-- Record list --
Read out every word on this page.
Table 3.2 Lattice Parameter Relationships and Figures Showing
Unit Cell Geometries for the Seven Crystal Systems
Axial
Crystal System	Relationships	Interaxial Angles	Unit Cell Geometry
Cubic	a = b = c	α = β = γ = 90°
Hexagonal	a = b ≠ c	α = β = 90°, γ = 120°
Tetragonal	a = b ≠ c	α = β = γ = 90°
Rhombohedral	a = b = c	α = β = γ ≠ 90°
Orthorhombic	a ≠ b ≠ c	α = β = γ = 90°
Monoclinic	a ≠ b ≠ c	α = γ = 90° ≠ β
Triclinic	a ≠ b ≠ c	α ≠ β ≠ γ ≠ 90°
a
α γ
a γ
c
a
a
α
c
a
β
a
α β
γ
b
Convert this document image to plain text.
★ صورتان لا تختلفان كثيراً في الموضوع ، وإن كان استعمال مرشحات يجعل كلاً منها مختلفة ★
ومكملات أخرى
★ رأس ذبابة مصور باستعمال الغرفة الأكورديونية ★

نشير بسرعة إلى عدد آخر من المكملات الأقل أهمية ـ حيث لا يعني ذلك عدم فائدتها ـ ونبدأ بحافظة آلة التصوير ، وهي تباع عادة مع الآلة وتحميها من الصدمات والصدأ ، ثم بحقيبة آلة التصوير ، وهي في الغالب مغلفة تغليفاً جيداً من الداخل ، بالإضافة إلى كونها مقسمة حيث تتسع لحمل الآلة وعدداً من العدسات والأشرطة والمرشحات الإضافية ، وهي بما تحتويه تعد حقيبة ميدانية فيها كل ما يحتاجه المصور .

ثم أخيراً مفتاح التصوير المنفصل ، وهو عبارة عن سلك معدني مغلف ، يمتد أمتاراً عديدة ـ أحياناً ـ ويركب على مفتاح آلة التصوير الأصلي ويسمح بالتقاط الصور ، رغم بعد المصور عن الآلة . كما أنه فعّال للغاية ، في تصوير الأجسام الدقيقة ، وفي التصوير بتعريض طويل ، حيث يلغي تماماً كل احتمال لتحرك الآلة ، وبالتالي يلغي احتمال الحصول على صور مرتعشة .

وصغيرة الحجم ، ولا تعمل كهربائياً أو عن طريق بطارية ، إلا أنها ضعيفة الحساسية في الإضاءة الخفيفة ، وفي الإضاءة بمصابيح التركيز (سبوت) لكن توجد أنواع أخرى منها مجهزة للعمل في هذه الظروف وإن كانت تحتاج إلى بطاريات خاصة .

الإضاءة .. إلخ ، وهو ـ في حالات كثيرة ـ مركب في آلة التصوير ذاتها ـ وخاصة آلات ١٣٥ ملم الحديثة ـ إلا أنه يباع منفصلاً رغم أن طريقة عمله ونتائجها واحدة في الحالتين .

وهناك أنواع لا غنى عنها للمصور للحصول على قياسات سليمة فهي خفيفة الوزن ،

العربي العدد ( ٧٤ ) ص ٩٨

-- What is needed --
Reproduce each entry exactly, leaving out nothing.

-- Answer to this problem --
Read out every word on this page.
Table 3.2 Lattice Parameter Relationships and Figures Showing
Unit Cell Geometries for the Seven Crystal Systems
Axial
Crystal System	Relationships	Interaxial Angles	Unit Cell Geometry
Cubic	a = b = c	α = β = γ = 90°
Hexagonal	a = b ≠ c	α = β = 90°, γ = 120°
Tetragonal	a = b ≠ c	α = β = γ = 90°
Rhombohedral	a = b = c	α = β = γ ≠ 90°
Orthorhombic	a ≠ b ≠ c	α = β = γ = 90°
Monoclinic	a ≠ b ≠ c	α = γ = 90° ≠ β
Triclinic	a ≠ b ≠ c	α ≠ β ≠ γ ≠ 90°
a
α γ
a γ
c
a
a
α
c
a
β
a
α β
γ
b
Convert this document image to plain text.
★ صورتان لا تختلفان كثيراً في الموضوع ، وإن كان استعمال مرشحات يجعل كلاً منها مختلفة ★
ومكملات أخرى
★ رأس ذبابة مصور باستعمال الغرفة الأكورديونية ★

نشير بسرعة إلى عدد آخر من المكملات الأقل أهمية ـ حيث لا يعني ذلك عدم فائدتها ـ ونبدأ بحافظة آلة التصوير ، وهي تباع عادة مع الآلة وتحميها من الصدمات والصدأ ، ثم بحقيبة آلة التصوير ، وهي في الغالب مغلفة تغليفاً جيداً من الداخل ، بالإضافة إلى كونها مقسمة حيث تتسع لحمل الآلة وعدداً من العدسات والأشرطة والمرشحات الإضافية ، وهي بما تحتويه تعد حقيبة ميدانية فيها كل ما يحتاجه المصور .

ثم أخيراً مفتاح التصوير المنفصل ، وهو عبارة عن سلك معدني مغلف ، يمتد أمتاراً عديدة ـ أحياناً ـ ويركب على مفتاح آلة التصوير الأصلي ويسمح بالتقاط الصور ، رغم بعد المصور عن الآلة . كما أنه فعّال للغاية ، في تصوير الأجسام الدقيقة ، وفي التصوير بتعريض طويل ، حيث يلغي تماماً كل احتمال لتحرك الآلة ، وبالتالي يلغي احتمال الحصول على صور مرتعشة .

وصغيرة الحجم ، ولا تعمل كهربائياً أو عن طريق بطارية ، إلا أنها ضعيفة الحساسية في الإضاءة الخفيفة ، وفي الإضاءة بمصابيح التركيز (سبوت) لكن توجد أنواع أخرى منها مجهزة للعمل في هذه الظروف وإن كانت تحتاج إلى بطاريات خاصة .

الإضاءة .. إلخ ، وهو ـ في حالات كثيرة ـ مركب في آلة التصوير ذاتها ـ وخاصة آلات ١٣٥ ملم الحديثة ـ إلا أنه يباع منفصلاً رغم أن طريقة عمله ونتائجها واحدة في الحالتين .

وهناك أنواع لا غنى عنها للمصور للحصول على قياسات سليمة فهي خفيفة الوزن ،

العربي العدد ( ٧٤ ) ص ٩٨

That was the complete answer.